=== The request ===
Transcribe word for word the lines spanning the line with "Output a JSON" through the end of the records.

━━━━━━━━━━━━━━━━━━━━

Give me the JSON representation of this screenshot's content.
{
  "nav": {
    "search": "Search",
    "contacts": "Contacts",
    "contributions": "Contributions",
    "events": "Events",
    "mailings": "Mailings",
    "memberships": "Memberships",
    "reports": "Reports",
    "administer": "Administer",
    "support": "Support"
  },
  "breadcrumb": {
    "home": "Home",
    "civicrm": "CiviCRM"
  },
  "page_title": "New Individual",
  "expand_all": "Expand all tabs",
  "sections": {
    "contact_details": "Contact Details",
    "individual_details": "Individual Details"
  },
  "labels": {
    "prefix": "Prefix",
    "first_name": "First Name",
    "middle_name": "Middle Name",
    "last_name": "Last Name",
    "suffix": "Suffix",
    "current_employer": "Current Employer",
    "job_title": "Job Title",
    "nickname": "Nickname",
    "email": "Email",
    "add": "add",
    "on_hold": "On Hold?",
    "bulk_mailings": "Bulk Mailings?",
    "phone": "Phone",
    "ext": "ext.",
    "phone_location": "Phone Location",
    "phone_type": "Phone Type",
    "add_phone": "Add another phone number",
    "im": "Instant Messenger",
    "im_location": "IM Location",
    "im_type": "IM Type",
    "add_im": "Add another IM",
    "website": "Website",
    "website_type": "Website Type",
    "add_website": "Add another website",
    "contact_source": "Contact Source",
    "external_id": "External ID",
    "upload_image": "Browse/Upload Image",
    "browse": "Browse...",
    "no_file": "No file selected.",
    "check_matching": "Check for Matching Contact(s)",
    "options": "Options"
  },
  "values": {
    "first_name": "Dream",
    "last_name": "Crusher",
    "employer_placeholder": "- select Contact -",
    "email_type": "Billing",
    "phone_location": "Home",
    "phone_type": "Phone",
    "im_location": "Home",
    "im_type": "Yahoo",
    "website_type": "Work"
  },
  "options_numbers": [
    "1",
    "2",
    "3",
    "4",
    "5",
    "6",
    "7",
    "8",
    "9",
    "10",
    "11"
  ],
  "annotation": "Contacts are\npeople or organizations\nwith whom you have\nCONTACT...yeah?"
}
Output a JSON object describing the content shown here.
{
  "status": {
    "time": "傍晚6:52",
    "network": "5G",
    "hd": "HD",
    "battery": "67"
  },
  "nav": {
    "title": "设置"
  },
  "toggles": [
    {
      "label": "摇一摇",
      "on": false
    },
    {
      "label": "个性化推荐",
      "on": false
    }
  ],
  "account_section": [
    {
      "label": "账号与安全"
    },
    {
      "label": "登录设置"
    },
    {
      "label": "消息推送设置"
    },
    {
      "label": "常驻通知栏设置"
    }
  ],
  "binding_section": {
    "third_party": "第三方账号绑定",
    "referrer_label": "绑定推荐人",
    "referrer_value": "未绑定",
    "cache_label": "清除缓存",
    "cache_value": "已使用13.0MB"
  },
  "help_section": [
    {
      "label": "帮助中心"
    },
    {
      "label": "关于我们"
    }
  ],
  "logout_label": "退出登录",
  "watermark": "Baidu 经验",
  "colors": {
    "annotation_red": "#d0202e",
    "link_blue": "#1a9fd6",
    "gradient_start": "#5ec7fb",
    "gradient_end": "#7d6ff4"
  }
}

━━━━━━━━━━━━━━━━━━━━

=== Exercise output ===
Output a JSON object describing the content shown here.
{
  "status": {
    "time": "傍晚6:52",
    "network": "5G",
    "hd": "HD",
    "battery": "67"
  },
  "nav": {
    "title": "设置"
  },
  "toggles": [
    {
      "label": "摇一摇",
      "on": false
    },
    {
      "label": "个性化推荐",
      "on": false
    }
  ],
  "account_section": [
    {
      "label": "账号与安全"
    },
    {
      "label": "登录设置"
    },
    {
      "label": "消息推送设置"
    },
    {
      "label": "常驻通知栏设置"
    }
  ],
  "binding_section": {
    "third_party": "第三方账号绑定",
    "referrer_label": "绑定推荐人",
    "referrer_value": "未绑定",
    "cache_label": "清除缓存",
    "cache_value": "已使用13.0MB"
  },
  "help_section": [
    {
      "label": "帮助中心"
    },
    {
      "label": "关于我们"
    }
  ],
  "logout_label": "退出登录",
  "watermark": "Baidu 经验",
  "colors": {
    "annotation_red": "#d0202e",
    "link_blue": "#1a9fd6",
    "gradient_start": "#5ec7fb",
    "gradient_end": "#7d6ff4"
  }
}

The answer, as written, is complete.